Copy every line, leaving nothing out and adding nothing.

* START *

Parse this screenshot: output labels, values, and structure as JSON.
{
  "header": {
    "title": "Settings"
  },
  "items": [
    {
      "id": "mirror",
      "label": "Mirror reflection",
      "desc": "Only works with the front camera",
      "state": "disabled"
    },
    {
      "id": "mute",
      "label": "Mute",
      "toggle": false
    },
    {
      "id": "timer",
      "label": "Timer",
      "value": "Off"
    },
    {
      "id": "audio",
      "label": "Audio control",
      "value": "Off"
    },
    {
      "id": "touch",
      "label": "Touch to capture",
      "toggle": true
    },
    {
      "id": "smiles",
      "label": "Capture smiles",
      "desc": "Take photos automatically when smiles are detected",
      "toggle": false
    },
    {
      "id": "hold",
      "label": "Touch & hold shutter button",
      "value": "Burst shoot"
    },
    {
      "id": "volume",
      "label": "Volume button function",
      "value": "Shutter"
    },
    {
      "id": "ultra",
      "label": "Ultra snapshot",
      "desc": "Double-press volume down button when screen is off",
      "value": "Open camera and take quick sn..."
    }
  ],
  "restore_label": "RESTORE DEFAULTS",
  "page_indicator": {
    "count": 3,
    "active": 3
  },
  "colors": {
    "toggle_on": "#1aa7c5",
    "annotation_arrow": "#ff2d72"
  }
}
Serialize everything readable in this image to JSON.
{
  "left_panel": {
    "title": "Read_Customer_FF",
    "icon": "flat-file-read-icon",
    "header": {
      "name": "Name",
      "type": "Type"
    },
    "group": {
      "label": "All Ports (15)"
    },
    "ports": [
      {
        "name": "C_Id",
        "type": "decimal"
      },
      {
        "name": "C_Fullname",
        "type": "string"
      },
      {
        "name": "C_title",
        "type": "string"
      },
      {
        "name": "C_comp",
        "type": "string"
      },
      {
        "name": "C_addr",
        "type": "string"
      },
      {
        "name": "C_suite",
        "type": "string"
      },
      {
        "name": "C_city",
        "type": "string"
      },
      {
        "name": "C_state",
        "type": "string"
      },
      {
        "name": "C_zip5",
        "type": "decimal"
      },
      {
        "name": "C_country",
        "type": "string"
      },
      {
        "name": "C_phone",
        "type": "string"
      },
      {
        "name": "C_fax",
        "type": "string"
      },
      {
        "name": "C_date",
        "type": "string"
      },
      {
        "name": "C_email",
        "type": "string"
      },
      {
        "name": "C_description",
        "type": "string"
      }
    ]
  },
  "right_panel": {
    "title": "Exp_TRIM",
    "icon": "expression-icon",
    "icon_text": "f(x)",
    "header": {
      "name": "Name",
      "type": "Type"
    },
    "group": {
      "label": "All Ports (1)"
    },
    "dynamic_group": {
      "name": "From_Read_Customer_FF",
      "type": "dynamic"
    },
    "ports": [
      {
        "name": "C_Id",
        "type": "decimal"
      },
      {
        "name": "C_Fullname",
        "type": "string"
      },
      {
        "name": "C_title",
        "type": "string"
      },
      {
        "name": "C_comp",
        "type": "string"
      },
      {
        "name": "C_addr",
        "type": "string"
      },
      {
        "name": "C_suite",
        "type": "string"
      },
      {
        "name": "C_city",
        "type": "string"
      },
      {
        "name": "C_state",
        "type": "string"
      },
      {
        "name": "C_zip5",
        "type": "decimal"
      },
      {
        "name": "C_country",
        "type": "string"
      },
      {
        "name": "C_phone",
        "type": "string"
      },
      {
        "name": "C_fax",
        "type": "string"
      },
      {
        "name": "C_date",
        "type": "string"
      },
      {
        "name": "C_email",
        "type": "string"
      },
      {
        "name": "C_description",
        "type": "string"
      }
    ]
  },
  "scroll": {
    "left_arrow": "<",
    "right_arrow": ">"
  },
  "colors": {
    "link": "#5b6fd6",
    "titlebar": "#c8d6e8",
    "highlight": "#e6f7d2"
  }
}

* END *

● **WRITTEN SOLUTION**:
Parse this screenshot: output labels, values, and structure as JSON.
{
  "header": {
    "title": "Settings"
  },
  "items": [
    {
      "id": "mirror",
      "label": "Mirror reflection",
      "desc": "Only works with the front camera",
      "state": "disabled"
    },
    {
      "id": "mute",
      "label": "Mute",
      "toggle": false
    },
    {
      "id": "timer",
      "label": "Timer",
      "value": "Off"
    },
    {
      "id": "audio",
      "label": "Audio control",
      "value": "Off"
    },
    {
      "id": "touch",
      "label": "Touch to capture",
      "toggle": true
    },
    {
      "id": "smiles",
      "label": "Capture smiles",
      "desc": "Take photos automatically when smiles are detected",
      "toggle": false
    },
    {
      "id": "hold",
      "label": "Touch & hold shutter button",
      "value": "Burst shoot"
    },
    {
      "id": "volume",
      "label": "Volume button function",
      "value": "Shutter"
    },
    {
      "id": "ultra",
      "label": "Ultra snapshot",
      "desc": "Double-press volume down button when screen is off",
      "value": "Open camera and take quick sn..."
    }
  ],
  "restore_label": "RESTORE DEFAULTS",
  "page_indicator": {
    "count": 3,
    "active": 3
  },
  "colors": {
    "toggle_on": "#1aa7c5",
    "annotation_arrow": "#ff2d72"
  }
}
Serialize everything readable in this image to JSON.
{
  "left_panel": {
    "title": "Read_Customer_FF",
    "icon": "flat-file-read-icon",
    "header": {
      "name": "Name",
      "type": "Type"
    },
    "group": {
      "label": "All Ports (15)"
    },
    "ports": [
      {
        "name": "C_Id",
        "type": "decimal"
      },
      {
        "name": "C_Fullname",
        "type": "string"
      },
      {
        "name": "C_title",
        "type": "string"
      },
      {
        "name": "C_comp",
        "type": "string"
      },
      {
        "name": "C_addr",
        "type": "string"
      },
      {
        "name": "C_suite",
        "type": "string"
      },
      {
        "name": "C_city",
        "type": "string"
      },
      {
        "name": "C_state",
        "type": "string"
      },
      {
        "name": "C_zip5",
        "type": "decimal"
      },
      {
        "name": "C_country",
        "type": "string"
      },
      {
        "name": "C_phone",
        "type": "string"
      },
      {
        "name": "C_fax",
        "type": "string"
      },
      {
        "name": "C_date",
        "type": "string"
      },
      {
        "name": "C_email",
        "type": "string"
      },
      {
        "name": "C_description",
        "type": "string"
      }
    ]
  },
  "right_panel": {
    "title": "Exp_TRIM",
    "icon": "expression-icon",
    "icon_text": "f(x)",
    "header": {
      "name": "Name",
      "type": "Type"
    },
    "group": {
      "label": "All Ports (1)"
    },
    "dynamic_group": {
      "name": "From_Read_Customer_FF",
      "type": "dynamic"
    },
    "ports": [
      {
        "name": "C_Id",
        "type": "decimal"
      },
      {
        "name": "C_Fullname",
        "type": "string"
      },
      {
        "name": "C_title",
        "type": "string"
      },
      {
        "name": "C_comp",
        "type": "string"
      },
      {
        "name": "C_addr",
        "type": "string"
      },
      {
        "name": "C_suite",
        "type": "string"
      },
      {
        "name": "C_city",
        "type": "string"
      },
      {
        "name": "C_state",
        "type": "string"
      },
      {
        "name": "C_zip5",
        "type": "decimal"
      },
      {
        "name": "C_country",
        "type": "string"
      },
      {
        "name": "C_phone",
        "type": "string"
      },
      {
        "name": "C_fax",
        "type": "string"
      },
      {
        "name": "C_date",
        "type": "string"
      },
      {
        "name": "C_email",
        "type": "string"
      },
      {
        "name": "C_description",
        "type": "string"
      }
    ]
  },
  "scroll": {
    "left_arrow": "<",
    "right_arrow": ">"
  },
  "colors": {
    "link": "#5b6fd6",
    "titlebar": "#c8d6e8",
    "highlight": "#e6f7d2"
  }
}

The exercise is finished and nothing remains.